Recorded data

====================

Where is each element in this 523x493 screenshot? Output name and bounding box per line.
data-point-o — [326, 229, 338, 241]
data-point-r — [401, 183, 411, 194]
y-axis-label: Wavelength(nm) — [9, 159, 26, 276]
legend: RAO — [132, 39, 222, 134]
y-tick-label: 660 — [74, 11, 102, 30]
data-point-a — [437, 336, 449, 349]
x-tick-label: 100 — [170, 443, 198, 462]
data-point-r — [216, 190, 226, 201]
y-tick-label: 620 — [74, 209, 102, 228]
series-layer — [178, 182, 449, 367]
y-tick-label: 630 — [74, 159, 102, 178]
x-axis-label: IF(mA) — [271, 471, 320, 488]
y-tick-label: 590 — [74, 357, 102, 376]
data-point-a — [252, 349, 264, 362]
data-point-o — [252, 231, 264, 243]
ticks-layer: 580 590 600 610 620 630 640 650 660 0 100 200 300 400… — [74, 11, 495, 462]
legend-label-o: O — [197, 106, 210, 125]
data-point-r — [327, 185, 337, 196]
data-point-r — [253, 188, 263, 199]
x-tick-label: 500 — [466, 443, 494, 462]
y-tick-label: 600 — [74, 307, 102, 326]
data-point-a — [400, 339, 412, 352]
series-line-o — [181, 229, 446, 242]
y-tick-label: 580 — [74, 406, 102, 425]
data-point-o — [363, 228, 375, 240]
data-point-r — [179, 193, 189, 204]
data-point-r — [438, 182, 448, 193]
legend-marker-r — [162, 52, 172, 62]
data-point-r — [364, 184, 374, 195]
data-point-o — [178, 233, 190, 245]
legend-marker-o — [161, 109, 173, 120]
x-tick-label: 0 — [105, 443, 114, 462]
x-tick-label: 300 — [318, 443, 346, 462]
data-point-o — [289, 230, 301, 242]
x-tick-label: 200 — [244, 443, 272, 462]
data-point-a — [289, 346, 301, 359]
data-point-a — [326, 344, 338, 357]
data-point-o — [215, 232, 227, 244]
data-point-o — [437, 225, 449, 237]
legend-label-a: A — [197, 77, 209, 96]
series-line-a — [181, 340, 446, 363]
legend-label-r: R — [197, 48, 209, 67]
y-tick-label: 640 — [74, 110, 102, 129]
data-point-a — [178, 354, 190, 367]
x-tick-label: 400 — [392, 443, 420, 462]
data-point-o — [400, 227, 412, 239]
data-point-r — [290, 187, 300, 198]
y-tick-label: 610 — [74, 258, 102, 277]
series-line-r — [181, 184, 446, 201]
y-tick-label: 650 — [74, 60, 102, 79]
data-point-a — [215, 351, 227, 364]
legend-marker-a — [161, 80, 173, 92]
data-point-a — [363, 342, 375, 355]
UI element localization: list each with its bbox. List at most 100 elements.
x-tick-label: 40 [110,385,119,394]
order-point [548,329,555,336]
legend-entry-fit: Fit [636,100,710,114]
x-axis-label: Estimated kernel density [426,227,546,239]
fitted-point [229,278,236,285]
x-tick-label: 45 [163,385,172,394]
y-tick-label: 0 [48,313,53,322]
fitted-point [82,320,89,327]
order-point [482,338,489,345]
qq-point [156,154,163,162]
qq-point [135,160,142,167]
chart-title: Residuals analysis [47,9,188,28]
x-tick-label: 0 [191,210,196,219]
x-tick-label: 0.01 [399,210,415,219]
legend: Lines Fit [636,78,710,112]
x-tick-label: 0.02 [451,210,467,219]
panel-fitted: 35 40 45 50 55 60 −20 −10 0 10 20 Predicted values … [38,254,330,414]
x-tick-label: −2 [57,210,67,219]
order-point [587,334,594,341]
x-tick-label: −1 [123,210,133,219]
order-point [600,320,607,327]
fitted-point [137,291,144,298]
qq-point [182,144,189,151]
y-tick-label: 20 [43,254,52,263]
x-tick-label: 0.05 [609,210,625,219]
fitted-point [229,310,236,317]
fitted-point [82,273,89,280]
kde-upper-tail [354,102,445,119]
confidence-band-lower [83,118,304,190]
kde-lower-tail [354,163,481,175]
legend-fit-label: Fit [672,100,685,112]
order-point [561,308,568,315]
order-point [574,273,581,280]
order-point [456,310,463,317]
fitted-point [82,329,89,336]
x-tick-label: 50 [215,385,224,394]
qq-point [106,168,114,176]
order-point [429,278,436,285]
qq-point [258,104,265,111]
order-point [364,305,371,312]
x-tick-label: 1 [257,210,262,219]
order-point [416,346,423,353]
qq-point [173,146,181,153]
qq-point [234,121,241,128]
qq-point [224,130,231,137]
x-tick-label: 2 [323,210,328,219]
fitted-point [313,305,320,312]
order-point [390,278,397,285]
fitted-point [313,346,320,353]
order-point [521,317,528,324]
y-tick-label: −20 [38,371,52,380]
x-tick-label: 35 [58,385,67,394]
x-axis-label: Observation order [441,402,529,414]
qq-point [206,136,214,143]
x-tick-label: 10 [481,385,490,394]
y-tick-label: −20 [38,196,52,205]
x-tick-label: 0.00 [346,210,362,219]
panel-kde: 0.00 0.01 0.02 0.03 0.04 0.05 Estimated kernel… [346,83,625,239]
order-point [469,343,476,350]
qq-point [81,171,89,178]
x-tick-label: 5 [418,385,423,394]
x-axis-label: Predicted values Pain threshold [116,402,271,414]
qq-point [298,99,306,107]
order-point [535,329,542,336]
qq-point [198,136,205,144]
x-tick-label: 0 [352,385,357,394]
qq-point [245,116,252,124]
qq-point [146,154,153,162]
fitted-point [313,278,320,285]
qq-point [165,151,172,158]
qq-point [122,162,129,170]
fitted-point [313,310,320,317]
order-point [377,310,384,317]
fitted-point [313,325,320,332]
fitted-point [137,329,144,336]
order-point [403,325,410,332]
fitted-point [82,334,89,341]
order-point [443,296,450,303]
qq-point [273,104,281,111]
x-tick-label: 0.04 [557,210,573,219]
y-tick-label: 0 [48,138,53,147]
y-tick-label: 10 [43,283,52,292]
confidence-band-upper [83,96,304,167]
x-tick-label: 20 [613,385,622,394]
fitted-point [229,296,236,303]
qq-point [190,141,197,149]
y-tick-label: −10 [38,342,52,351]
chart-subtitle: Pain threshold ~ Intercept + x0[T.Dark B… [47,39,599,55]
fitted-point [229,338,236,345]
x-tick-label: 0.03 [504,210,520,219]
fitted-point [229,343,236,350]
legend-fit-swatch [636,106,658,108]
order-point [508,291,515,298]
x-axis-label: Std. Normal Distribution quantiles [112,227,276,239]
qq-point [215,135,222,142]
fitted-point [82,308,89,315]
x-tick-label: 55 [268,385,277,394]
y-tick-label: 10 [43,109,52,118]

====================

Exercise task –
Please repeat the data word for word, beginning at its first line and stopping after the line that has "data-point-a — [252, 349, 264, 362]".

Response –
Where is each element in this 523x493 screenshot? Output name and bounding box per line.
data-point-o — [326, 229, 338, 241]
data-point-r — [401, 183, 411, 194]
y-axis-label: Wavelength(nm) — [9, 159, 26, 276]
legend: RAO — [132, 39, 222, 134]
y-tick-label: 660 — [74, 11, 102, 30]
data-point-a — [437, 336, 449, 349]
x-tick-label: 100 — [170, 443, 198, 462]
data-point-r — [216, 190, 226, 201]
y-tick-label: 620 — [74, 209, 102, 228]
series-layer — [178, 182, 449, 367]
y-tick-label: 630 — [74, 159, 102, 178]
x-axis-label: IF(mA) — [271, 471, 320, 488]
y-tick-label: 590 — [74, 357, 102, 376]
data-point-a — [252, 349, 264, 362]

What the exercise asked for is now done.